### Task data:
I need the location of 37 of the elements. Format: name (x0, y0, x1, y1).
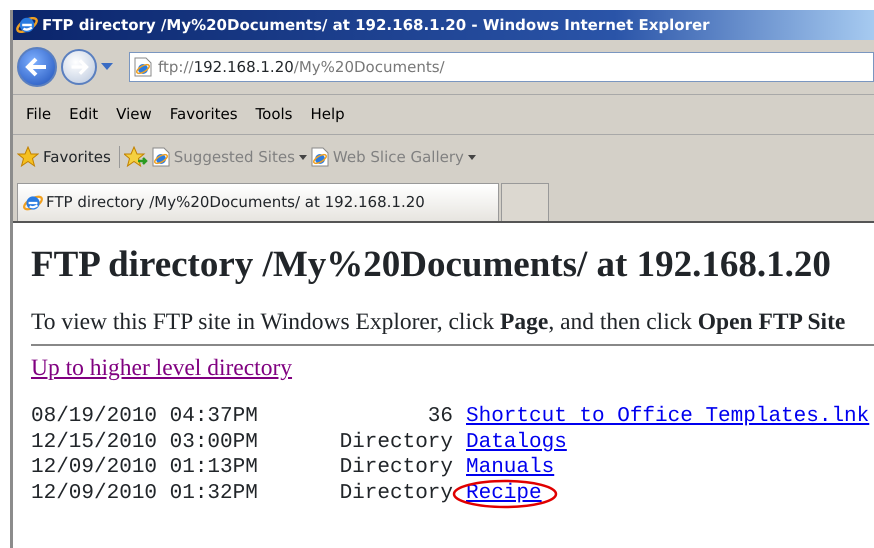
menu-item[interactable]: File (17, 101, 60, 128)
page-icon (134, 57, 152, 77)
file-date: 12/09/2010 01:32PM (31, 480, 259, 506)
menu-item[interactable]: Help (302, 101, 354, 128)
file-date: 12/09/2010 01:13PM (31, 455, 259, 481)
page-heading: FTP directory /My%20Documents/ at 192.168.1.20 (31, 245, 832, 286)
window-title: FTP directory /My%20Documents/ at 192.168.1.20 - Windows Internet Explorer (42, 14, 710, 36)
caret-icon[interactable] (468, 154, 476, 160)
menu-item[interactable]: Favorites (160, 101, 247, 128)
favorites-button[interactable]: Favorites (43, 146, 120, 168)
menu-item[interactable]: Tools (246, 101, 302, 128)
back-button[interactable] (17, 47, 57, 87)
dropdown-arrow-icon[interactable] (101, 63, 113, 71)
file-size: Directory (338, 430, 453, 456)
page-icon (310, 147, 329, 167)
parent-directory-link[interactable]: Up to higher level directory (31, 354, 292, 382)
menu-item[interactable]: Edit (60, 101, 108, 128)
star-icon (17, 146, 39, 168)
file-link[interactable]: Datalogs (466, 430, 567, 454)
address-field[interactable]: ftp://192.168.1.20/My%20Documents/ (129, 52, 874, 82)
browser-tab[interactable]: FTP directory /My%20Documents/ at 192.168.1.20 (17, 183, 499, 221)
file-link[interactable]: Shortcut to Office Templates.lnk (466, 405, 870, 428)
file-size: Directory (338, 480, 453, 506)
arrow-left-icon (25, 57, 49, 77)
add-favorite-icon[interactable] (124, 146, 148, 168)
file-size: Directory (338, 455, 453, 481)
forward-button[interactable] (61, 49, 97, 85)
file-size: 36 (426, 404, 453, 430)
menu-item[interactable]: View (107, 101, 161, 128)
new-tab-button[interactable] (501, 183, 549, 221)
arrow-right-icon (69, 58, 89, 76)
caret-icon[interactable] (298, 154, 307, 160)
file-date: 12/15/2010 03:00PM (31, 430, 259, 456)
file-link[interactable]: Manuals (466, 456, 554, 480)
file-date: 08/19/2010 04:37PM (31, 404, 259, 430)
page-icon (152, 147, 170, 167)
instruction-text: To view this FTP site in Windows Explorer, click Page, and then click Open FTP Site (31, 308, 846, 336)
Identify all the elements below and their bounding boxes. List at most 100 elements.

### Task brief:
Please set out the lines of the material above as a numbered list, starting at the line that contains "menu-item[interactable]: File (17, 101, 60, 128)" and ending at the line that contains "new-tab-button[interactable] (501, 183, 549, 221)". Leave out any blank lines.

### Answer for this exercise:
1. menu-item[interactable]: File (17, 101, 60, 128)
2. page-icon (134, 57, 152, 77)
3. file-date: 12/09/2010 01:32PM (31, 480, 259, 506)
4. menu-item[interactable]: Help (302, 101, 354, 128)
5. file-date: 12/09/2010 01:13PM (31, 455, 259, 481)
6. page-heading: FTP directory /My%20Documents/ at 192.168.1.20 (31, 245, 832, 286)
7. window-title: FTP directory /My%20Documents/ at 192.168.1.20 - Windows Internet Explorer (42, 14, 710, 36)
8. caret-icon[interactable] (468, 154, 476, 160)
9. menu-item[interactable]: Favorites (160, 101, 247, 128)
10. favorites-button[interactable]: Favorites (43, 146, 120, 168)
11. menu-item[interactable]: Tools (246, 101, 302, 128)
12. back-button[interactable] (17, 47, 57, 87)
13. dropdown-arrow-icon[interactable] (101, 63, 113, 71)
14. file-size: Directory (338, 430, 453, 456)
15. page-icon (310, 147, 329, 167)
16. parent-directory-link[interactable]: Up to higher level directory (31, 354, 292, 382)
17. menu-item[interactable]: Edit (60, 101, 108, 128)
18. star-icon (17, 146, 39, 168)
19. file-link[interactable]: Datalogs (466, 430, 567, 454)
20. address-field[interactable]: ftp://192.168.1.20/My%20Documents/ (129, 52, 874, 82)
21. browser-tab[interactable]: FTP directory /My%20Documents/ at 192.168.1.20 (17, 183, 499, 221)
22. file-link[interactable]: Shortcut to Office Templates.lnk (466, 405, 870, 428)
23. file-size: Directory (338, 480, 453, 506)
24. arrow-left-icon (25, 57, 49, 77)
25. add-favorite-icon[interactable] (124, 146, 148, 168)
26. file-size: Directory (338, 455, 453, 481)
27. forward-button[interactable] (61, 49, 97, 85)
28. file-size: 36 (426, 404, 453, 430)
29. menu-item[interactable]: View (107, 101, 161, 128)
30. new-tab-button[interactable] (501, 183, 549, 221)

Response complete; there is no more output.